What is required: Select the lines below containing the word "location".

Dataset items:
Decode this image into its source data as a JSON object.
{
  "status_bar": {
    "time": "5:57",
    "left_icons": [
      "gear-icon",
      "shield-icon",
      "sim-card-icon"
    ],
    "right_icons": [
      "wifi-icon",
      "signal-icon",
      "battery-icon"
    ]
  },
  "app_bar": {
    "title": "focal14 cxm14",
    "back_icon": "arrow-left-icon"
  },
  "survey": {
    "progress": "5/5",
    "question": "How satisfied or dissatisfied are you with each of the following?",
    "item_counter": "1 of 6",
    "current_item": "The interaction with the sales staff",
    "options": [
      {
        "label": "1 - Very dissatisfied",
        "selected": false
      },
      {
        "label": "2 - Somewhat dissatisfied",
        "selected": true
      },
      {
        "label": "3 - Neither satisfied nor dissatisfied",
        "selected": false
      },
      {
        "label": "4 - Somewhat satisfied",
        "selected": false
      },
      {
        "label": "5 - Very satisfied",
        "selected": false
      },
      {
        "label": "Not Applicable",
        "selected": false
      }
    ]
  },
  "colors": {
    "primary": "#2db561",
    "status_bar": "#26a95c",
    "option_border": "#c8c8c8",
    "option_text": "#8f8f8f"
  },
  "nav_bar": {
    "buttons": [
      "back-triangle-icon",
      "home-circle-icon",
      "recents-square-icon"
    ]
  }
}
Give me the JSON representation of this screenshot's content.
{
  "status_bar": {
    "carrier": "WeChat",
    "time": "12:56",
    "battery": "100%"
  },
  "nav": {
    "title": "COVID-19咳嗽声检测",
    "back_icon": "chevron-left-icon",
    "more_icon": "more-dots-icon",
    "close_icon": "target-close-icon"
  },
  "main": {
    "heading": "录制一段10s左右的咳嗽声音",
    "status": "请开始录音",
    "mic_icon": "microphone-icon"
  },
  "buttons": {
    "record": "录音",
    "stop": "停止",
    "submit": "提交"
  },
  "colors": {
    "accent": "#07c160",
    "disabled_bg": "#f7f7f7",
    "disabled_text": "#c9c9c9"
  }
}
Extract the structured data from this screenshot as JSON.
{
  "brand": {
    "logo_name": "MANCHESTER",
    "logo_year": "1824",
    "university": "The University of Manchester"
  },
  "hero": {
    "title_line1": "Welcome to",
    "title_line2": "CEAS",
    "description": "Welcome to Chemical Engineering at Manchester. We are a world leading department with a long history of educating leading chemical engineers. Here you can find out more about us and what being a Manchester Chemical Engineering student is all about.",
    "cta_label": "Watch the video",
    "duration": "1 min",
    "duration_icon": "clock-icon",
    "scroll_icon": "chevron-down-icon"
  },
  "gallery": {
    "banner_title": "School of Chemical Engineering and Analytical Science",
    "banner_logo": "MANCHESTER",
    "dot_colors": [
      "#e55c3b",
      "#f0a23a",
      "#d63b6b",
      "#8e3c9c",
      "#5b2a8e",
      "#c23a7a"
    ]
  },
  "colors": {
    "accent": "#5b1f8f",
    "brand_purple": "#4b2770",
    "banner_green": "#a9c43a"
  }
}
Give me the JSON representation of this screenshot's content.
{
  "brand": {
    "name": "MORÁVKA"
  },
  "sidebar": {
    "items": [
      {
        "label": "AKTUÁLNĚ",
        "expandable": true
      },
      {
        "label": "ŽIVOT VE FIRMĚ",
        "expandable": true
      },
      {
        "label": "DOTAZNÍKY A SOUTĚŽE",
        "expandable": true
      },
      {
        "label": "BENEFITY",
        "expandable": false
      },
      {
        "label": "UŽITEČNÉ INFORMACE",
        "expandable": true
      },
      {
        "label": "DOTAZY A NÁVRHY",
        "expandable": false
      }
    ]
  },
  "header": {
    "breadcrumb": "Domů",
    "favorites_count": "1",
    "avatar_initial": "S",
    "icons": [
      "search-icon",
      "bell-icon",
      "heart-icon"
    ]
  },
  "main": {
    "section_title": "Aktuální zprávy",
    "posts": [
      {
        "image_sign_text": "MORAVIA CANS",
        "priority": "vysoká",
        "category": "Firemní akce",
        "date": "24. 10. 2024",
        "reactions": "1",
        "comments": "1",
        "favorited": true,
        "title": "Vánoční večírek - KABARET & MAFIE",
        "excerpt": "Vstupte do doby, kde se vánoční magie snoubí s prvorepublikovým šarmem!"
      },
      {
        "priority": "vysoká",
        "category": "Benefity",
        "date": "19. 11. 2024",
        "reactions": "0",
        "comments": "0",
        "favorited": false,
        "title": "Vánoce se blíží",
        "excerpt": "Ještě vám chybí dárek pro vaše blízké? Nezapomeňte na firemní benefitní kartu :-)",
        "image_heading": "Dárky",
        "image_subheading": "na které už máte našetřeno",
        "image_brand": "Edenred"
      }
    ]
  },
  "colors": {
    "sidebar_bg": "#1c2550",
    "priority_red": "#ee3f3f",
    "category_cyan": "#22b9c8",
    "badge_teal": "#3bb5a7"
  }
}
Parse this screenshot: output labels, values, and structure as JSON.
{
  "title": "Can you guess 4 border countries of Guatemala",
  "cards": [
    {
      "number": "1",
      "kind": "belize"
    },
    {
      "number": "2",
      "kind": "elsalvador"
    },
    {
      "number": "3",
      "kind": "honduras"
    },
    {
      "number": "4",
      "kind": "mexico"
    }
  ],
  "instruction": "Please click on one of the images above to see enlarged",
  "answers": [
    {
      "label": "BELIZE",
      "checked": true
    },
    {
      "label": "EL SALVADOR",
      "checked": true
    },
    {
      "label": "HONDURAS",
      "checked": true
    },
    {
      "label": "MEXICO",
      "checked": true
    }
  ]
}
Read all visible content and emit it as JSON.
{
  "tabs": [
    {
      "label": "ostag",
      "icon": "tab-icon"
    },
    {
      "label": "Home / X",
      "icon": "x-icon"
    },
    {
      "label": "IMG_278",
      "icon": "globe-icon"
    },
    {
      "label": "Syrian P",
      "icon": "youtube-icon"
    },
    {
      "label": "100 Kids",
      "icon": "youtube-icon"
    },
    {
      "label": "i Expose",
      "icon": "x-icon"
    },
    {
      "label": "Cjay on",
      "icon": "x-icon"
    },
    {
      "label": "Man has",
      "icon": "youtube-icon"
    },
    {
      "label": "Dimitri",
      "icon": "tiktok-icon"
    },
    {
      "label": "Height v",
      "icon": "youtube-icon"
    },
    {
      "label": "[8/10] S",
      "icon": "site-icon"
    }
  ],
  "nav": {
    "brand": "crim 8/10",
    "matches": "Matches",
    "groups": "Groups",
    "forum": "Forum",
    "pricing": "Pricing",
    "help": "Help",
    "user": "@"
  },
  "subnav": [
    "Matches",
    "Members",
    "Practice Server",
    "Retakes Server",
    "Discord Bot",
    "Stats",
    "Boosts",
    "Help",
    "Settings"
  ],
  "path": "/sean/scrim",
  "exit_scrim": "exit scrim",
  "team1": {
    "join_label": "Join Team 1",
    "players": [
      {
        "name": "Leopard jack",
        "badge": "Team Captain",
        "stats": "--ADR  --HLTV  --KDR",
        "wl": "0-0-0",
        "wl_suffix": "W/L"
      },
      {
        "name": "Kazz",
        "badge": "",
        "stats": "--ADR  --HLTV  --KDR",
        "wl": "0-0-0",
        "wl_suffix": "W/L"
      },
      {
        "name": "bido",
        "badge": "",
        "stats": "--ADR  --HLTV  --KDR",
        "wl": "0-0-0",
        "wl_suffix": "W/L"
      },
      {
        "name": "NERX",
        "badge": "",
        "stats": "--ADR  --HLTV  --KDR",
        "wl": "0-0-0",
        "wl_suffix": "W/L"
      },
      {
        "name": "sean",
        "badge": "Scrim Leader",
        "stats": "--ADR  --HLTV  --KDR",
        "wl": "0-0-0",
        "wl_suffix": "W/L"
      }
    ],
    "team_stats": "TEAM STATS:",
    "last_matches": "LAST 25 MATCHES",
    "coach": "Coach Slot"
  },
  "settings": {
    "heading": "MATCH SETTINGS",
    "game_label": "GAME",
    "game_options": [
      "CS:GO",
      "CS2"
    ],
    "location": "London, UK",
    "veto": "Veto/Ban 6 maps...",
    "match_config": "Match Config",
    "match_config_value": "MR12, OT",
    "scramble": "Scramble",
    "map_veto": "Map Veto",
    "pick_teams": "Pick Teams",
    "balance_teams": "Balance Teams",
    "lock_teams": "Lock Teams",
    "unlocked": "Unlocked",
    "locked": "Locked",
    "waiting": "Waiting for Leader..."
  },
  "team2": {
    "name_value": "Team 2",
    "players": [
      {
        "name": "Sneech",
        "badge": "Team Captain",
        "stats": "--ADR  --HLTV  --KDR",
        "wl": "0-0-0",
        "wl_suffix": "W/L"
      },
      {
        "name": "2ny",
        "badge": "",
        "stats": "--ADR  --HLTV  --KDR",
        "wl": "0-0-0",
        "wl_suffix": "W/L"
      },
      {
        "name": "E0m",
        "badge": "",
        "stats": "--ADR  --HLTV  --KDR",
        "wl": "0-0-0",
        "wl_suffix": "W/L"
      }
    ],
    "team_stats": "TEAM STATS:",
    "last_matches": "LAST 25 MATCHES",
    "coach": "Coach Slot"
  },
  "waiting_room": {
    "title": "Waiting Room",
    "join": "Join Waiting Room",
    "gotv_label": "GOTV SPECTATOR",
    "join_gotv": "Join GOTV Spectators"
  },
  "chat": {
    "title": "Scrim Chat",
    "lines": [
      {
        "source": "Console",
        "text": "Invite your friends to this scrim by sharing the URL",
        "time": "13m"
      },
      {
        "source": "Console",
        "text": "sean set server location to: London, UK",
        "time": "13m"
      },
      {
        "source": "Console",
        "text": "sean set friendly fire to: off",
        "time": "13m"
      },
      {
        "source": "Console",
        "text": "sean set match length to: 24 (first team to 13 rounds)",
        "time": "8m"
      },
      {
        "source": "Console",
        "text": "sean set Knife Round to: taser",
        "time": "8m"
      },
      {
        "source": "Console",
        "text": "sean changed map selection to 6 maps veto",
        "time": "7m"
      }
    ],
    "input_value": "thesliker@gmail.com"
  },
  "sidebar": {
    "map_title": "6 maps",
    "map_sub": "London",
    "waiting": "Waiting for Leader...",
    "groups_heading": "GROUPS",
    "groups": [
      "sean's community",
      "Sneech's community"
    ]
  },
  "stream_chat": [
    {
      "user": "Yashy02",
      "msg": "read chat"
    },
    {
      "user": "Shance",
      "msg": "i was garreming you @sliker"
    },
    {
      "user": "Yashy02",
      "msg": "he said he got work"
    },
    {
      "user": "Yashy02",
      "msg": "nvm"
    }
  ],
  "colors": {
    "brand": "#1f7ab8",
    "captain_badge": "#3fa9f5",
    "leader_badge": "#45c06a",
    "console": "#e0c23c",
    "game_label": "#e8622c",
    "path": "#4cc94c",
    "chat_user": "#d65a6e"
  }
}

Task result:
    "location": "London, UK",
        "text": "sean set server location to: London, UK",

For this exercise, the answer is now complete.